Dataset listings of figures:
>>>
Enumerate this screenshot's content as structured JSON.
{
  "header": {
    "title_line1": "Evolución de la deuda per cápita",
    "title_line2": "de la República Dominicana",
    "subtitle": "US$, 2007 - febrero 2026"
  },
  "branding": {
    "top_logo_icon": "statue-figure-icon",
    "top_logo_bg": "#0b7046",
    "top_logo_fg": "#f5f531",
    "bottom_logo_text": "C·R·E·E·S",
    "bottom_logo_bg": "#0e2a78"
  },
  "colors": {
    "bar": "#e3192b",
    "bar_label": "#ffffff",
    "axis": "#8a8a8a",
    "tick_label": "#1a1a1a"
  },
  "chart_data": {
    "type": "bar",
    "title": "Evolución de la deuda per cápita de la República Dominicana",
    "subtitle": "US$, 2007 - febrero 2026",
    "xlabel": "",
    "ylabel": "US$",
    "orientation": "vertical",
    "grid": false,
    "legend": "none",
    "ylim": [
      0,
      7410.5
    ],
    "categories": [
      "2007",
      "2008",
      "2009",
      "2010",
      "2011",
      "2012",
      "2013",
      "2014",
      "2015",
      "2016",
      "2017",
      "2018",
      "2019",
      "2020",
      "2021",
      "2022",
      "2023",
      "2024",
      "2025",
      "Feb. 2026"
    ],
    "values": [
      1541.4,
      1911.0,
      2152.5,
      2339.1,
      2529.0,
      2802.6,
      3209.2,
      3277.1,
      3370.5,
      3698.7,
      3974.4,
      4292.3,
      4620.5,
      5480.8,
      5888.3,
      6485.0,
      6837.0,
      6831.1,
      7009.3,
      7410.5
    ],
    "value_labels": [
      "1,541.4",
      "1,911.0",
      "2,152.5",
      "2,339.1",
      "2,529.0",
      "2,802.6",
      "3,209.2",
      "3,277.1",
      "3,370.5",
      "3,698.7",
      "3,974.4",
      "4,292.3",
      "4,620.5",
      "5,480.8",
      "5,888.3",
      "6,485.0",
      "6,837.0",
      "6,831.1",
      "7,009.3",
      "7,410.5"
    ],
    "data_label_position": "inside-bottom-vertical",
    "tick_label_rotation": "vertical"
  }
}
<<<
Short exercise = List every line in the records above that contains the word "Evolución".

Problem solution =
    "title_line1": "Evolución de la deuda per cápita",
    "title": "Evolución de la deuda per cápita de la República Dominicana",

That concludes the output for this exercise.